▶ **DESCRIPTION OF THE TASK**
Gather all lines with "ylabel" from the records.

start DATASET ENTRIES

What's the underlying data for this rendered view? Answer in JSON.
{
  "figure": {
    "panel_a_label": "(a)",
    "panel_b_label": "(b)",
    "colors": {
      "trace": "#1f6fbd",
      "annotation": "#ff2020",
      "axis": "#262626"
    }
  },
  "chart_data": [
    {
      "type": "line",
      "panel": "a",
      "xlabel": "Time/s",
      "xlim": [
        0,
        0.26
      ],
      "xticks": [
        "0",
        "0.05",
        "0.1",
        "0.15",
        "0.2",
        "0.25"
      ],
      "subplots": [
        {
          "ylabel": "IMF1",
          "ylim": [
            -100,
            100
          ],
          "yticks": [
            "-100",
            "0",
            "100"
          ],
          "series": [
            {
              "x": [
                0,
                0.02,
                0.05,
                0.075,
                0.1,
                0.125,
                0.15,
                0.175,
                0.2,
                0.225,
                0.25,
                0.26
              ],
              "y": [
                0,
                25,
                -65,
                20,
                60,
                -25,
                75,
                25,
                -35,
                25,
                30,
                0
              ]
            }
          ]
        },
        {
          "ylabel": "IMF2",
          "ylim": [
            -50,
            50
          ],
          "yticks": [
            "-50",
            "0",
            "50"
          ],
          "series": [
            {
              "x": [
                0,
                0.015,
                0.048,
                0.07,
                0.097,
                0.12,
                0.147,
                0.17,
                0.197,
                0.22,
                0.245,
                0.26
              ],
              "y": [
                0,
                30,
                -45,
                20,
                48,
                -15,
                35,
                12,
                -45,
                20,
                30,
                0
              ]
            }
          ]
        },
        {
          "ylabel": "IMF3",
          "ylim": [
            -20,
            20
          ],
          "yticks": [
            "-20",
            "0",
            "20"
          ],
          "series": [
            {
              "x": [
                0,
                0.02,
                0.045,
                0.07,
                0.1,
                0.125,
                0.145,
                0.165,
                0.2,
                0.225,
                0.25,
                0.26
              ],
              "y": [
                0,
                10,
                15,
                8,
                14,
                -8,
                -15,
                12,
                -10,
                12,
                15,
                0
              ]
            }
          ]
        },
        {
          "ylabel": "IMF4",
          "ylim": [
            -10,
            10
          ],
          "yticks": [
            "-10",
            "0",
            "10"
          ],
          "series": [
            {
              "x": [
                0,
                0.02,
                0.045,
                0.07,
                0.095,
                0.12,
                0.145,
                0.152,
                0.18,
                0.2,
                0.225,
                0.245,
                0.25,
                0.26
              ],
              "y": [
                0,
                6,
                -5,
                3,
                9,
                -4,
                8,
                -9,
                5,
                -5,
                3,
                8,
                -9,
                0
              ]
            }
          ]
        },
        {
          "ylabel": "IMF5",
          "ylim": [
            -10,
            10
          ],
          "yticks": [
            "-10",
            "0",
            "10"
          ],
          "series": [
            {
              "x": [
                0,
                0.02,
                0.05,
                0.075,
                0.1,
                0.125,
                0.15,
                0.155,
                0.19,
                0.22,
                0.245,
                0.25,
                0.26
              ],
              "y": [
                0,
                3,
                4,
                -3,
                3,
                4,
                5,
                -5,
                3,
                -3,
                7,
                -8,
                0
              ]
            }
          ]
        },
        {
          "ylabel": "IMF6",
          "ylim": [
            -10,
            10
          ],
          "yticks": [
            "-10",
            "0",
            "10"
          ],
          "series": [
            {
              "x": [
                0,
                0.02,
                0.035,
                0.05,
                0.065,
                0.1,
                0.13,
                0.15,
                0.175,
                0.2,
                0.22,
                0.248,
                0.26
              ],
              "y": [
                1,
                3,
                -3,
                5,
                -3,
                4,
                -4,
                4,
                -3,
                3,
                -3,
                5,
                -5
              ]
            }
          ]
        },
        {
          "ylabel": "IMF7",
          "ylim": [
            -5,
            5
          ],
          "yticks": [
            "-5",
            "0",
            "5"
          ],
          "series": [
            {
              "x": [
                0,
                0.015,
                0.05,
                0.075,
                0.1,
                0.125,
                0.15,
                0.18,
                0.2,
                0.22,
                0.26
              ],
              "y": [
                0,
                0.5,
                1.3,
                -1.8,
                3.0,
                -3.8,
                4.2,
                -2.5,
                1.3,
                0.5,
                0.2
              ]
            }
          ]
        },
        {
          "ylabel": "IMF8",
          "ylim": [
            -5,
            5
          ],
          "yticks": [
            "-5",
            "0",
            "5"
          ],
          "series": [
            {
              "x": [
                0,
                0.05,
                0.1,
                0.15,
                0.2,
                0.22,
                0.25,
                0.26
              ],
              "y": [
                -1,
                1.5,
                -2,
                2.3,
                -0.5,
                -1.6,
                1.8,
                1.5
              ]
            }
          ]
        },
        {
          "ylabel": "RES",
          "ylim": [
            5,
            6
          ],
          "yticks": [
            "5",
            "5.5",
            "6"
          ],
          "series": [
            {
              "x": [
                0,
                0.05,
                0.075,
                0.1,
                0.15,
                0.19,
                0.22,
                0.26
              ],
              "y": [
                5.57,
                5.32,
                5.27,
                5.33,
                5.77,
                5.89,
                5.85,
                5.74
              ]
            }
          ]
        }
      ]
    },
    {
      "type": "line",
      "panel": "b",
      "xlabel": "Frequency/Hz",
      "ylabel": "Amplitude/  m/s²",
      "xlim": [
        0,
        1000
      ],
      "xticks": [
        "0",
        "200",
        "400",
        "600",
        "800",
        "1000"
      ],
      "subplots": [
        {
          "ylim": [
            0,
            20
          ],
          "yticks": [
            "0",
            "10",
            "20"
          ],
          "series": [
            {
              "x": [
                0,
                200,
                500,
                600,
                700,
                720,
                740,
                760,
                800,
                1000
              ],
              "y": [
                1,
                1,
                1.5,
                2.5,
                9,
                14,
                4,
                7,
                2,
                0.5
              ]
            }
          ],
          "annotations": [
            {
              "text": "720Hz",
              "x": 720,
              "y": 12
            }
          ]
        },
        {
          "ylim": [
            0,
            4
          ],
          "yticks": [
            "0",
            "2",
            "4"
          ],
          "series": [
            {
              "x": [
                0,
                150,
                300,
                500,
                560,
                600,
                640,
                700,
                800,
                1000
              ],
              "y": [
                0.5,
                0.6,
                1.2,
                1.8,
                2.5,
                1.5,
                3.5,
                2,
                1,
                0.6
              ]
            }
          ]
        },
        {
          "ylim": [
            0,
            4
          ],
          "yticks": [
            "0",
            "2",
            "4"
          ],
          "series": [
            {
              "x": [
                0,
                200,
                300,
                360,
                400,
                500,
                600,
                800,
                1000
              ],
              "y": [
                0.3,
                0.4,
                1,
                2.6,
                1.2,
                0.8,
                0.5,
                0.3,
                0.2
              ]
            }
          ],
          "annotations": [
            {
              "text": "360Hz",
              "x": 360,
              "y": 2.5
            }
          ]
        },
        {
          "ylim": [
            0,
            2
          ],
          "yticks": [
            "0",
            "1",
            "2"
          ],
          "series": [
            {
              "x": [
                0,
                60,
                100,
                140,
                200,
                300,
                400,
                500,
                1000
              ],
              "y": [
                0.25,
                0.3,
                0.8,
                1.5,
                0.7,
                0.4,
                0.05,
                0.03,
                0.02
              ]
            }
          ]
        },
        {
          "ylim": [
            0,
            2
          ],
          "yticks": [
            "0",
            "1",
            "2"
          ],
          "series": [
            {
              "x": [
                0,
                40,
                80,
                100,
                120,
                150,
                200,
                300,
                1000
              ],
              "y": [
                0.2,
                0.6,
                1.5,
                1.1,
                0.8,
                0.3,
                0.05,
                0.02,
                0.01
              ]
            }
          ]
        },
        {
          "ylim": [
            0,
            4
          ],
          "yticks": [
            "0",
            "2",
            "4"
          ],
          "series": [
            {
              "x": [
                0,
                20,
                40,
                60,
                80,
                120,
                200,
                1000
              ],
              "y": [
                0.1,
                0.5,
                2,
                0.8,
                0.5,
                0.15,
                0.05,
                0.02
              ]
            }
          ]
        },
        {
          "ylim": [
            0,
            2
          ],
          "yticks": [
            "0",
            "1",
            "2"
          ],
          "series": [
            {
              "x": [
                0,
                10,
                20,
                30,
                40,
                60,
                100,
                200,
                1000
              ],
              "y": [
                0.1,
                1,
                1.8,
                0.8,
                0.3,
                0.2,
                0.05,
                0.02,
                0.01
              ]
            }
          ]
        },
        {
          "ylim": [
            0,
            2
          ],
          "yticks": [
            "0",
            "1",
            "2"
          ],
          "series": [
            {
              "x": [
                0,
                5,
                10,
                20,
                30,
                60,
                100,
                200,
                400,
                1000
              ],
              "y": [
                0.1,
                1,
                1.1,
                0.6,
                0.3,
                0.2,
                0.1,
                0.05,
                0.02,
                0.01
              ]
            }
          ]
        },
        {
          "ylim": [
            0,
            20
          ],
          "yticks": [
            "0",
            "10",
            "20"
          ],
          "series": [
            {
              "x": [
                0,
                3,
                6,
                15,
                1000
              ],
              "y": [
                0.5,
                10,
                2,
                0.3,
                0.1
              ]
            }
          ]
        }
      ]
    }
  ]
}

end DATASET ENTRIES

▶ **ANSWER TO THIS TASK**
          "ylabel": "IMF1",
          "ylabel": "IMF2",
          "ylabel": "IMF3",
          "ylabel": "IMF4",
          "ylabel": "IMF5",
          "ylabel": "IMF6",
          "ylabel": "IMF7",
          "ylabel": "IMF8",
          "ylabel": "RES",
      "ylabel": "Amplitude/  m/s²",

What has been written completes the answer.